* **Exercise prompt**
Retype all of the listing exactly, passing over any picture you find.
····················
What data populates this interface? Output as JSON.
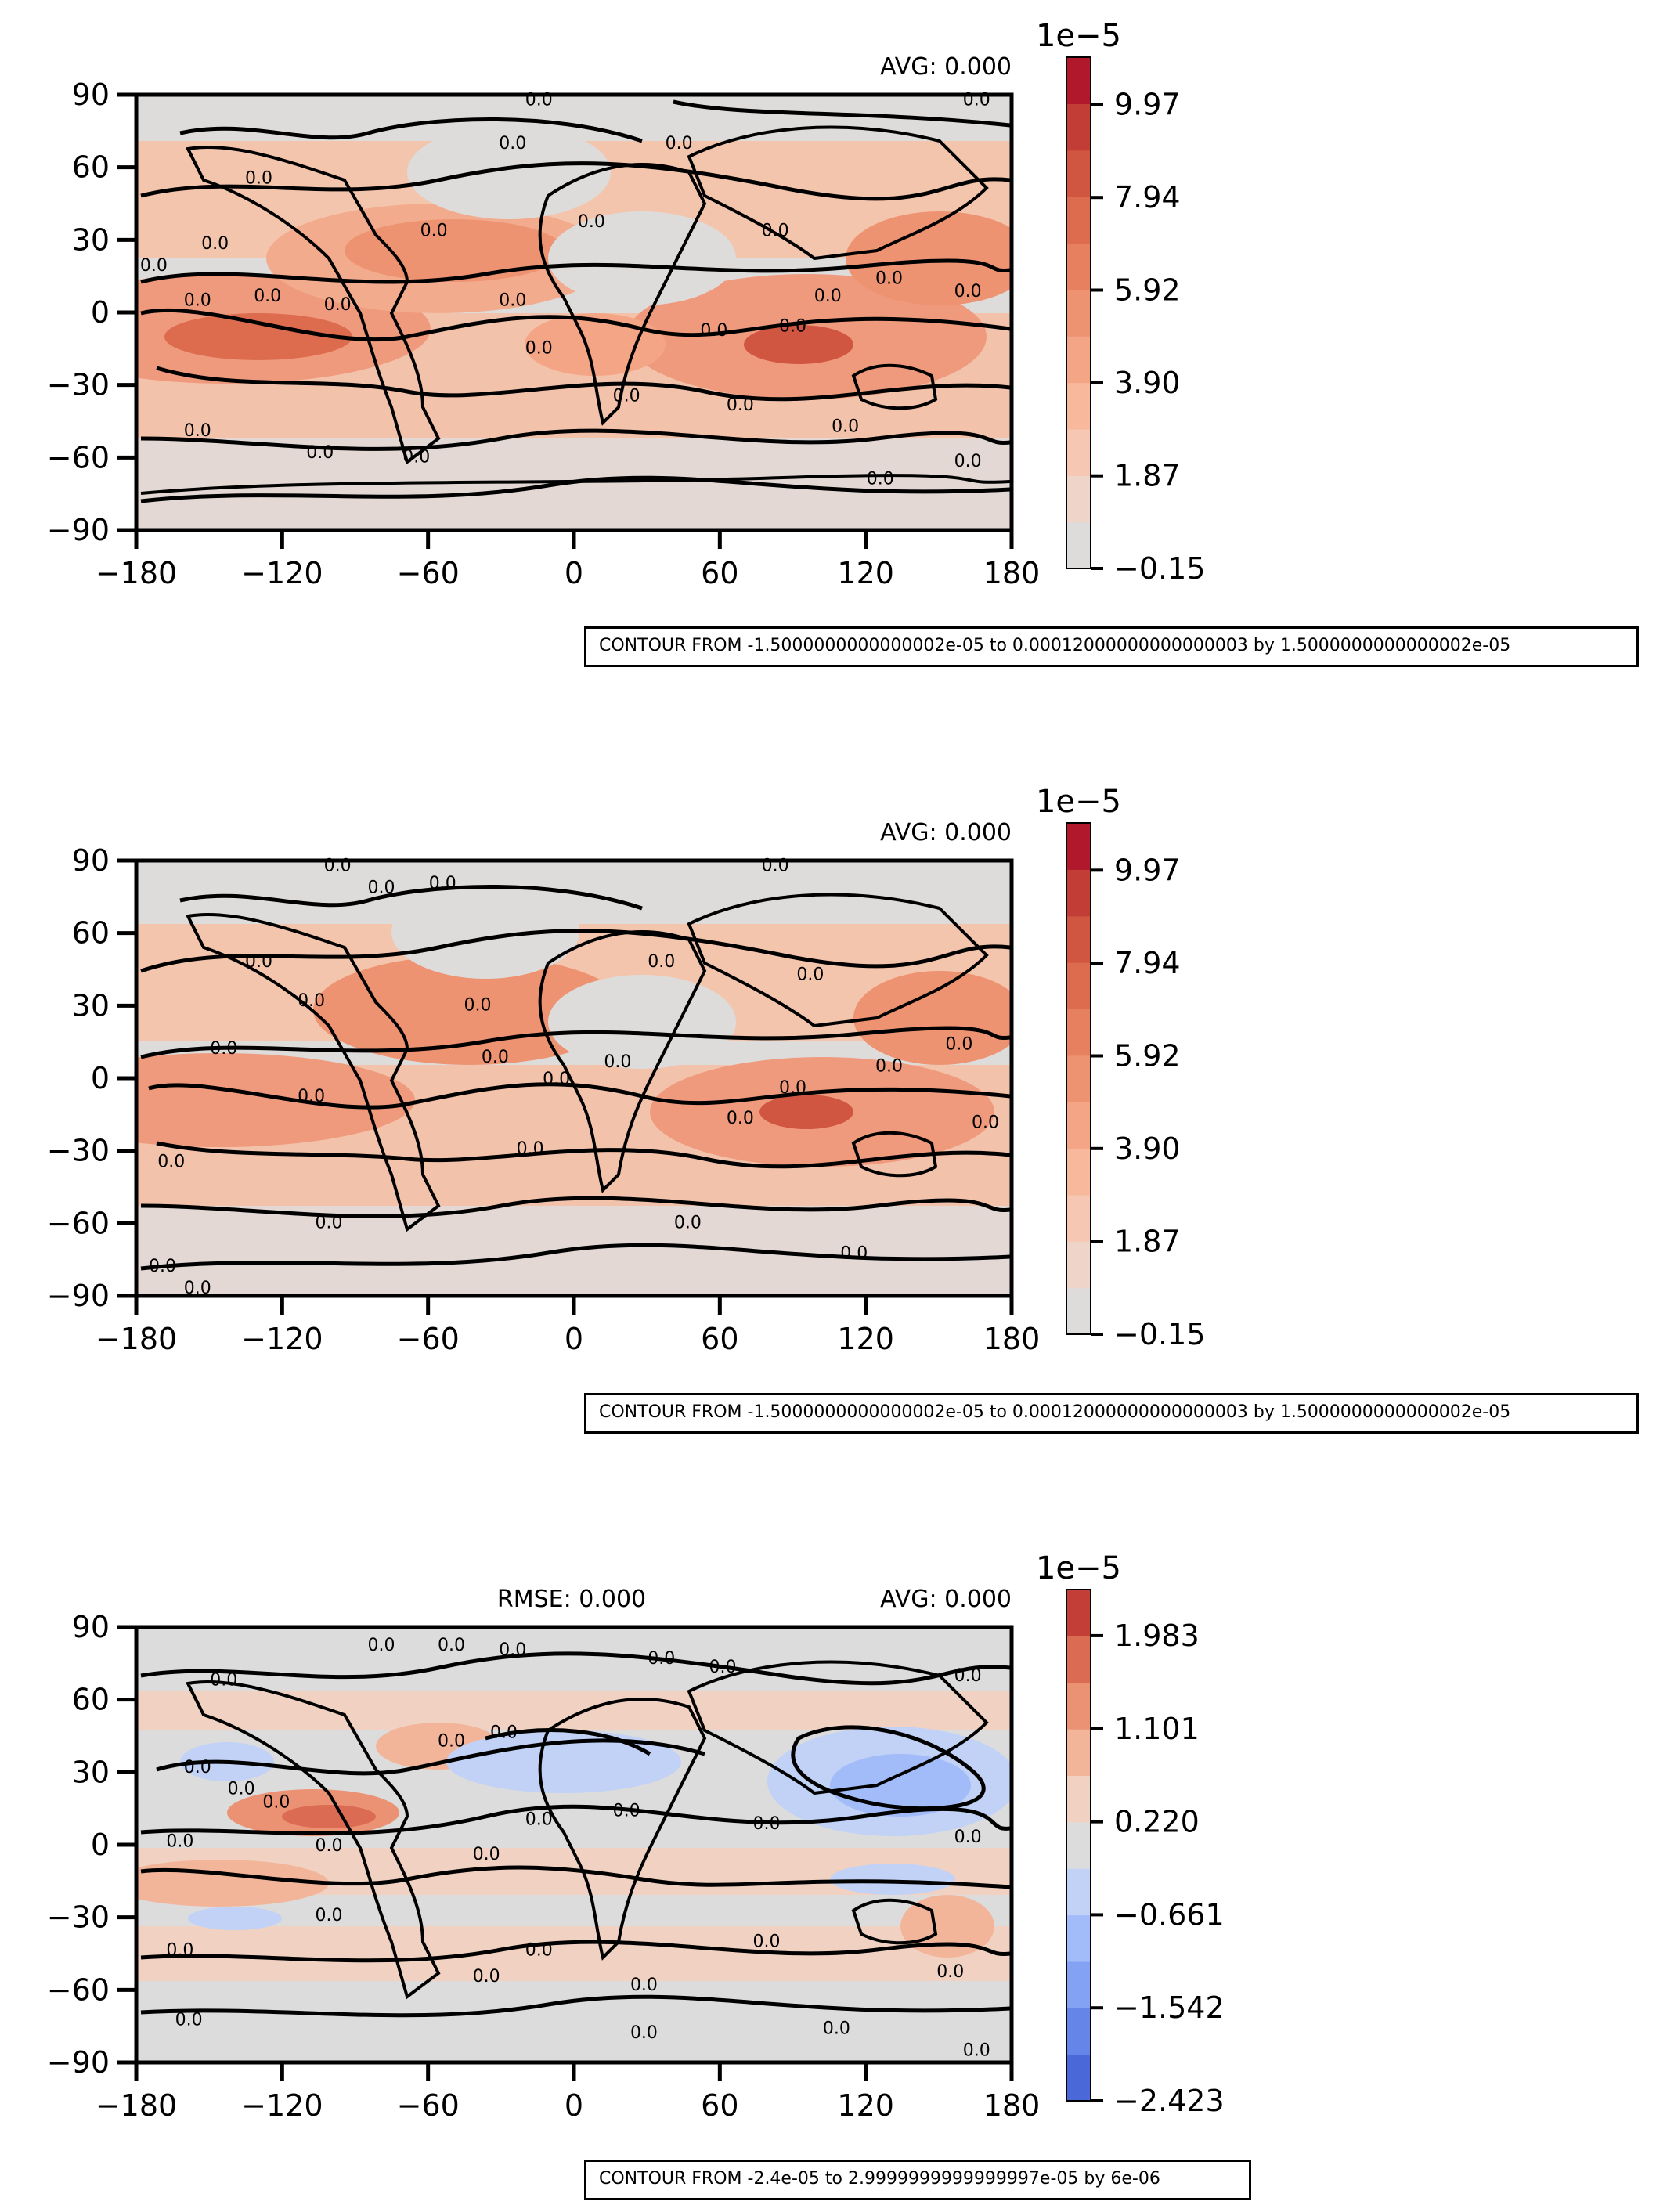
{
  "chart_data": [
    {
      "type": "heatmap",
      "title": "",
      "stat_right": "AVG: 0.000",
      "stat_left": "",
      "xlabel": "",
      "ylabel": "",
      "xlim": [
        -180,
        180
      ],
      "ylim": [
        -90,
        90
      ],
      "xticks": [
        -180,
        -120,
        -60,
        0,
        60,
        120,
        180
      ],
      "xtick_labels": [
        "−180",
        "−120",
        "−60",
        "0",
        "60",
        "120",
        "180"
      ],
      "yticks": [
        90,
        60,
        30,
        0,
        -30,
        -60,
        -90
      ],
      "ytick_labels": [
        "90",
        "60",
        "30",
        "0",
        "−30",
        "−60",
        "−90"
      ],
      "colorbar": {
        "offset_label": "1e−5",
        "range": [
          -0.15,
          11.0
        ],
        "ticks": [
          -0.15,
          1.87,
          3.9,
          5.92,
          7.94,
          9.97
        ],
        "tick_labels": [
          "−0.15",
          "1.87",
          "3.90",
          "5.92",
          "7.94",
          "9.97"
        ],
        "colors": [
          "#dedcdb",
          "#efd5c9",
          "#f6c7b2",
          "#f7b89c",
          "#f4a586",
          "#ee9372",
          "#e7805f",
          "#dd6c4f",
          "#d05641",
          "#c13d36",
          "#b2182b"
        ]
      },
      "contour_label": "0.0",
      "contour_label_count": 28,
      "note": "CONTOUR FROM -1.5000000000000002e-05 to 0.00012000000000000003 by 1.5000000000000002e-05"
    },
    {
      "type": "heatmap",
      "title": "",
      "stat_right": "AVG: 0.000",
      "stat_left": "",
      "xlabel": "",
      "ylabel": "",
      "xlim": [
        -180,
        180
      ],
      "ylim": [
        -90,
        90
      ],
      "xticks": [
        -180,
        -120,
        -60,
        0,
        60,
        120,
        180
      ],
      "xtick_labels": [
        "−180",
        "−120",
        "−60",
        "0",
        "60",
        "120",
        "180"
      ],
      "yticks": [
        90,
        60,
        30,
        0,
        -30,
        -60,
        -90
      ],
      "ytick_labels": [
        "90",
        "60",
        "30",
        "0",
        "−30",
        "−60",
        "−90"
      ],
      "colorbar": {
        "offset_label": "1e−5",
        "range": [
          -0.15,
          11.0
        ],
        "ticks": [
          -0.15,
          1.87,
          3.9,
          5.92,
          7.94,
          9.97
        ],
        "tick_labels": [
          "−0.15",
          "1.87",
          "3.90",
          "5.92",
          "7.94",
          "9.97"
        ],
        "colors": [
          "#dedcdb",
          "#efd5c9",
          "#f6c7b2",
          "#f7b89c",
          "#f4a586",
          "#ee9372",
          "#e7805f",
          "#dd6c4f",
          "#d05641",
          "#c13d36",
          "#b2182b"
        ]
      },
      "contour_label": "0.0",
      "contour_label_count": 26,
      "note": "CONTOUR FROM -1.5000000000000002e-05 to 0.00012000000000000003 by 1.5000000000000002e-05"
    },
    {
      "type": "heatmap",
      "title": "",
      "stat_right": "AVG: 0.000",
      "stat_left": "RMSE: 0.000",
      "xlabel": "",
      "ylabel": "",
      "xlim": [
        -180,
        180
      ],
      "ylim": [
        -90,
        90
      ],
      "xticks": [
        -180,
        -120,
        -60,
        0,
        60,
        120,
        180
      ],
      "xtick_labels": [
        "−180",
        "−120",
        "−60",
        "0",
        "60",
        "120",
        "180"
      ],
      "yticks": [
        90,
        60,
        30,
        0,
        -30,
        -60,
        -90
      ],
      "ytick_labels": [
        "90",
        "60",
        "30",
        "0",
        "−30",
        "−60",
        "−90"
      ],
      "colorbar": {
        "offset_label": "1e−5",
        "range": [
          -2.423,
          2.42
        ],
        "ticks": [
          -2.423,
          -1.542,
          -0.661,
          0.22,
          1.101,
          1.983
        ],
        "tick_labels": [
          "−2.423",
          "−1.542",
          "−0.661",
          "0.220",
          "1.101",
          "1.983"
        ],
        "colors": [
          "#4a68d8",
          "#6585e8",
          "#83a2f4",
          "#a2bcf9",
          "#c1d2f6",
          "#dcdcdc",
          "#f1d2c2",
          "#f3b59a",
          "#ec9274",
          "#dc6b53",
          "#c43e38"
        ]
      },
      "contour_label": "0.0",
      "contour_label_count": 30,
      "note": "CONTOUR FROM -2.4e-05 to 2.9999999999999997e-05 by 6e-06"
    }
  ]
}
····················
* **Exercise answer**
What data populates this interface? Output as JSON.
{
  "chart_data": [
    {
      "type": "heatmap",
      "title": "",
      "stat_right": "AVG: 0.000",
      "stat_left": "",
      "xlabel": "",
      "ylabel": "",
      "xlim": [
        -180,
        180
      ],
      "ylim": [
        -90,
        90
      ],
      "xticks": [
        -180,
        -120,
        -60,
        0,
        60,
        120,
        180
      ],
      "xtick_labels": [
        "−180",
        "−120",
        "−60",
        "0",
        "60",
        "120",
        "180"
      ],
      "yticks": [
        90,
        60,
        30,
        0,
        -30,
        -60,
        -90
      ],
      "ytick_labels": [
        "90",
        "60",
        "30",
        "0",
        "−30",
        "−60",
        "−90"
      ],
      "colorbar": {
        "offset_label": "1e−5",
        "range": [
          -0.15,
          11.0
        ],
        "ticks": [
          -0.15,
          1.87,
          3.9,
          5.92,
          7.94,
          9.97
        ],
        "tick_labels": [
          "−0.15",
          "1.87",
          "3.90",
          "5.92",
          "7.94",
          "9.97"
        ],
        "colors": [
          "#dedcdb",
          "#efd5c9",
          "#f6c7b2",
          "#f7b89c",
          "#f4a586",
          "#ee9372",
          "#e7805f",
          "#dd6c4f",
          "#d05641",
          "#c13d36",
          "#b2182b"
        ]
      },
      "contour_label": "0.0",
      "contour_label_count": 28,
      "note": "CONTOUR FROM -1.5000000000000002e-05 to 0.00012000000000000003 by 1.5000000000000002e-05"
    },
    {
      "type": "heatmap",
      "title": "",
      "stat_right": "AVG: 0.000",
      "stat_left": "",
      "xlabel": "",
      "ylabel": "",
      "xlim": [
        -180,
        180
      ],
      "ylim": [
        -90,
        90
      ],
      "xticks": [
        -180,
        -120,
        -60,
        0,
        60,
        120,
        180
      ],
      "xtick_labels": [
        "−180",
        "−120",
        "−60",
        "0",
        "60",
        "120",
        "180"
      ],
      "yticks": [
        90,
        60,
        30,
        0,
        -30,
        -60,
        -90
      ],
      "ytick_labels": [
        "90",
        "60",
        "30",
        "0",
        "−30",
        "−60",
        "−90"
      ],
      "colorbar": {
        "offset_label": "1e−5",
        "range": [
          -0.15,
          11.0
        ],
        "ticks": [
          -0.15,
          1.87,
          3.9,
          5.92,
          7.94,
          9.97
        ],
        "tick_labels": [
          "−0.15",
          "1.87",
          "3.90",
          "5.92",
          "7.94",
          "9.97"
        ],
        "colors": [
          "#dedcdb",
          "#efd5c9",
          "#f6c7b2",
          "#f7b89c",
          "#f4a586",
          "#ee9372",
          "#e7805f",
          "#dd6c4f",
          "#d05641",
          "#c13d36",
          "#b2182b"
        ]
      },
      "contour_label": "0.0",
      "contour_label_count": 26,
      "note": "CONTOUR FROM -1.5000000000000002e-05 to 0.00012000000000000003 by 1.5000000000000002e-05"
    },
    {
      "type": "heatmap",
      "title": "",
      "stat_right": "AVG: 0.000",
      "stat_left": "RMSE: 0.000",
      "xlabel": "",
      "ylabel": "",
      "xlim": [
        -180,
        180
      ],
      "ylim": [
        -90,
        90
      ],
      "xticks": [
        -180,
        -120,
        -60,
        0,
        60,
        120,
        180
      ],
      "xtick_labels": [
        "−180",
        "−120",
        "−60",
        "0",
        "60",
        "120",
        "180"
      ],
      "yticks": [
        90,
        60,
        30,
        0,
        -30,
        -60,
        -90
      ],
      "ytick_labels": [
        "90",
        "60",
        "30",
        "0",
        "−30",
        "−60",
        "−90"
      ],
      "colorbar": {
        "offset_label": "1e−5",
        "range": [
          -2.423,
          2.42
        ],
        "ticks": [
          -2.423,
          -1.542,
          -0.661,
          0.22,
          1.101,
          1.983
        ],
        "tick_labels": [
          "−2.423",
          "−1.542",
          "−0.661",
          "0.220",
          "1.101",
          "1.983"
        ],
        "colors": [
          "#4a68d8",
          "#6585e8",
          "#83a2f4",
          "#a2bcf9",
          "#c1d2f6",
          "#dcdcdc",
          "#f1d2c2",
          "#f3b59a",
          "#ec9274",
          "#dc6b53",
          "#c43e38"
        ]
      },
      "contour_label": "0.0",
      "contour_label_count": 30,
      "note": "CONTOUR FROM -2.4e-05 to 2.9999999999999997e-05 by 6e-06"
    }
  ]
}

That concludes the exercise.